(Stored data)
*****
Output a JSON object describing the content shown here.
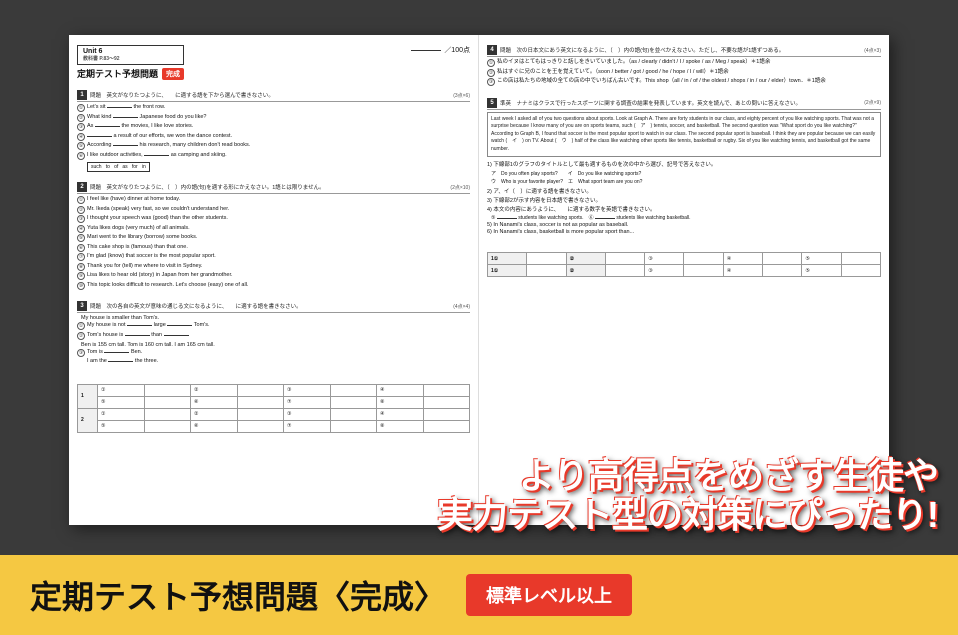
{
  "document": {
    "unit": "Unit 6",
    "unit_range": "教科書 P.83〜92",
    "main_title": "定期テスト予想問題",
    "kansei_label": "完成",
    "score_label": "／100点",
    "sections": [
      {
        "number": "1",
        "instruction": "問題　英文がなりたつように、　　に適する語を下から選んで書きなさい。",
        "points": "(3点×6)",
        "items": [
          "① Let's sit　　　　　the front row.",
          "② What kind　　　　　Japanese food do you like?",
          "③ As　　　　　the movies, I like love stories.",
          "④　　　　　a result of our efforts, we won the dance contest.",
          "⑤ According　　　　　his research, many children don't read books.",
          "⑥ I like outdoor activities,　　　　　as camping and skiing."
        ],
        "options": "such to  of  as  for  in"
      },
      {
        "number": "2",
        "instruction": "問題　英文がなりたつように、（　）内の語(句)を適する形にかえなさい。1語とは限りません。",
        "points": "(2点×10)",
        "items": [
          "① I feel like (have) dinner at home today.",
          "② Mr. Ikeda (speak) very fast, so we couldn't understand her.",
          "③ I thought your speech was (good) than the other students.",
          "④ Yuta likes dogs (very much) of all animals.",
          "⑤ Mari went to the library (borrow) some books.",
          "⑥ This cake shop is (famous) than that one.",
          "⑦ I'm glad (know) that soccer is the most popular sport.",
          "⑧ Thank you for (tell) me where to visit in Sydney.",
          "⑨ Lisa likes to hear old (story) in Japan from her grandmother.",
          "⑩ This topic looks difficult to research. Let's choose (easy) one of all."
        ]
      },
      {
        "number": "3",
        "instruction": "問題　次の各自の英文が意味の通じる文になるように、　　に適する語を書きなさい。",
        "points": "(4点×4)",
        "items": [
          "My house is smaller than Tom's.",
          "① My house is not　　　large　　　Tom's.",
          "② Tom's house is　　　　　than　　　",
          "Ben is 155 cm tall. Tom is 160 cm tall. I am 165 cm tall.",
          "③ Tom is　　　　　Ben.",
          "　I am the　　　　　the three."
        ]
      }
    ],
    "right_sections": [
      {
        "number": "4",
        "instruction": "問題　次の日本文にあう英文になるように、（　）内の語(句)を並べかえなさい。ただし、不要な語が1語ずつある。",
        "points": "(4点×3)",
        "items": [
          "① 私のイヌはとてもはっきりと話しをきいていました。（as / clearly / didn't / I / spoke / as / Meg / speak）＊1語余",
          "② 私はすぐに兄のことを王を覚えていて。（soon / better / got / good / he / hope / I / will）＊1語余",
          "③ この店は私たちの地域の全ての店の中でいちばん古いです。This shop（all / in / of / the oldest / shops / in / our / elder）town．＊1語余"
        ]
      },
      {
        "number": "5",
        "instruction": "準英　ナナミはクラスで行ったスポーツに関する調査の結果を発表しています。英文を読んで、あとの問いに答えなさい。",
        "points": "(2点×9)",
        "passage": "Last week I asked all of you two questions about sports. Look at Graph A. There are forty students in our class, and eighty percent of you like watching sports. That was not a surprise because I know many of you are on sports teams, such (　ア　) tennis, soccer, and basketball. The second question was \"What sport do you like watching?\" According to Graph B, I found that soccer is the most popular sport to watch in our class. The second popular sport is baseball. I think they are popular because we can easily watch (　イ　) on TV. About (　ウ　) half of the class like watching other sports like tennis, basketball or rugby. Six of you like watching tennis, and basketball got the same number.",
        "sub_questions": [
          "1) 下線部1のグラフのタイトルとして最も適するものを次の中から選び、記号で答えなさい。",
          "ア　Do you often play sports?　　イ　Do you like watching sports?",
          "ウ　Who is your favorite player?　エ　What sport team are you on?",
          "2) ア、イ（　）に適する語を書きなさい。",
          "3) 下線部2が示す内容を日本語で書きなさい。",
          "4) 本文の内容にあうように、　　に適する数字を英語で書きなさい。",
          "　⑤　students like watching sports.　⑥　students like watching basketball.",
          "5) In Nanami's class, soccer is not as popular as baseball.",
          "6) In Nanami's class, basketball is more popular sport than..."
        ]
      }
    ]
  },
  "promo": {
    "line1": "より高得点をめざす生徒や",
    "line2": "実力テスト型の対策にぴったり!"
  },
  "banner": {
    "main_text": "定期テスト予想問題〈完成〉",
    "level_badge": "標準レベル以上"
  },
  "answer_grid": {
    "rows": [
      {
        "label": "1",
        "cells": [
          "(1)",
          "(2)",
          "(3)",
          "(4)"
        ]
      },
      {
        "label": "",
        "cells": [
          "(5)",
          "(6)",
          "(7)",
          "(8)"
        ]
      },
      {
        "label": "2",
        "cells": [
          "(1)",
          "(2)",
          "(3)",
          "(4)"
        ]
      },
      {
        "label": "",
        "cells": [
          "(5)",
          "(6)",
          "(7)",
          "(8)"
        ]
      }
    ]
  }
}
*****
EXERCISE OBJECTIVE:
Except for the pictures, copy every line of the records above exactly.

THE RESULT:
Output a JSON object describing the content shown here.
{
  "document": {
    "unit": "Unit 6",
    "unit_range": "教科書 P.83〜92",
    "main_title": "定期テスト予想問題",
    "kansei_label": "完成",
    "score_label": "／100点",
    "sections": [
      {
        "number": "1",
        "instruction": "問題　英文がなりたつように、　　に適する語を下から選んで書きなさい。",
        "points": "(3点×6)",
        "items": [
          "① Let's sit　　　　　the front row.",
          "② What kind　　　　　Japanese food do you like?",
          "③ As　　　　　the movies, I like love stories.",
          "④　　　　　a result of our efforts, we won the dance contest.",
          "⑤ According　　　　　his research, many children don't read books.",
          "⑥ I like outdoor activities,　　　　　as camping and skiing."
        ],
        "options": "such to  of  as  for  in"
      },
      {
        "number": "2",
        "instruction": "問題　英文がなりたつように、（　）内の語(句)を適する形にかえなさい。1語とは限りません。",
        "points": "(2点×10)",
        "items": [
          "① I feel like (have) dinner at home today.",
          "② Mr. Ikeda (speak) very fast, so we couldn't understand her.",
          "③ I thought your speech was (good) than the other students.",
          "④ Yuta likes dogs (very much) of all animals.",
          "⑤ Mari went to the library (borrow) some books.",
          "⑥ This cake shop is (famous) than that one.",
          "⑦ I'm glad (know) that soccer is the most popular sport.",
          "⑧ Thank you for (tell) me where to visit in Sydney.",
          "⑨ Lisa likes to hear old (story) in Japan from her grandmother.",
          "⑩ This topic looks difficult to research. Let's choose (easy) one of all."
        ]
      },
      {
        "number": "3",
        "instruction": "問題　次の各自の英文が意味の通じる文になるように、　　に適する語を書きなさい。",
        "points": "(4点×4)",
        "items": [
          "My house is smaller than Tom's.",
          "① My house is not　　　large　　　Tom's.",
          "② Tom's house is　　　　　than　　　",
          "Ben is 155 cm tall. Tom is 160 cm tall. I am 165 cm tall.",
          "③ Tom is　　　　　Ben.",
          "　I am the　　　　　the three."
        ]
      }
    ],
    "right_sections": [
      {
        "number": "4",
        "instruction": "問題　次の日本文にあう英文になるように、（　）内の語(句)を並べかえなさい。ただし、不要な語が1語ずつある。",
        "points": "(4点×3)",
        "items": [
          "① 私のイヌはとてもはっきりと話しをきいていました。（as / clearly / didn't / I / spoke / as / Meg / speak）＊1語余",
          "② 私はすぐに兄のことを王を覚えていて。（soon / better / got / good / he / hope / I / will）＊1語余",
          "③ この店は私たちの地域の全ての店の中でいちばん古いです。This shop（all / in / of / the oldest / shops / in / our / elder）town．＊1語余"
        ]
      },
      {
        "number": "5",
        "instruction": "準英　ナナミはクラスで行ったスポーツに関する調査の結果を発表しています。英文を読んで、あとの問いに答えなさい。",
        "points": "(2点×9)",
        "passage": "Last week I asked all of you two questions about sports. Look at Graph A. There are forty students in our class, and eighty percent of you like watching sports. That was not a surprise because I know many of you are on sports teams, such (　ア　) tennis, soccer, and basketball. The second question was \"What sport do you like watching?\" According to Graph B, I found that soccer is the most popular sport to watch in our class. The second popular sport is baseball. I think they are popular because we can easily watch (　イ　) on TV. About (　ウ　) half of the class like watching other sports like tennis, basketball or rugby. Six of you like watching tennis, and basketball got the same number.",
        "sub_questions": [
          "1) 下線部1のグラフのタイトルとして最も適するものを次の中から選び、記号で答えなさい。",
          "ア　Do you often play sports?　　イ　Do you like watching sports?",
          "ウ　Who is your favorite player?　エ　What sport team are you on?",
          "2) ア、イ（　）に適する語を書きなさい。",
          "3) 下線部2が示す内容を日本語で書きなさい。",
          "4) 本文の内容にあうように、　　に適する数字を英語で書きなさい。",
          "　⑤　students like watching sports.　⑥　students like watching basketball.",
          "5) In Nanami's class, soccer is not as popular as baseball.",
          "6) In Nanami's class, basketball is more popular sport than..."
        ]
      }
    ]
  },
  "promo": {
    "line1": "より高得点をめざす生徒や",
    "line2": "実力テスト型の対策にぴったり!"
  },
  "banner": {
    "main_text": "定期テスト予想問題〈完成〉",
    "level_badge": "標準レベル以上"
  },
  "answer_grid": {
    "rows": [
      {
        "label": "1",
        "cells": [
          "(1)",
          "(2)",
          "(3)",
          "(4)"
        ]
      },
      {
        "label": "",
        "cells": [
          "(5)",
          "(6)",
          "(7)",
          "(8)"
        ]
      },
      {
        "label": "2",
        "cells": [
          "(1)",
          "(2)",
          "(3)",
          "(4)"
        ]
      },
      {
        "label": "",
        "cells": [
          "(5)",
          "(6)",
          "(7)",
          "(8)"
        ]
      }
    ]
  }
}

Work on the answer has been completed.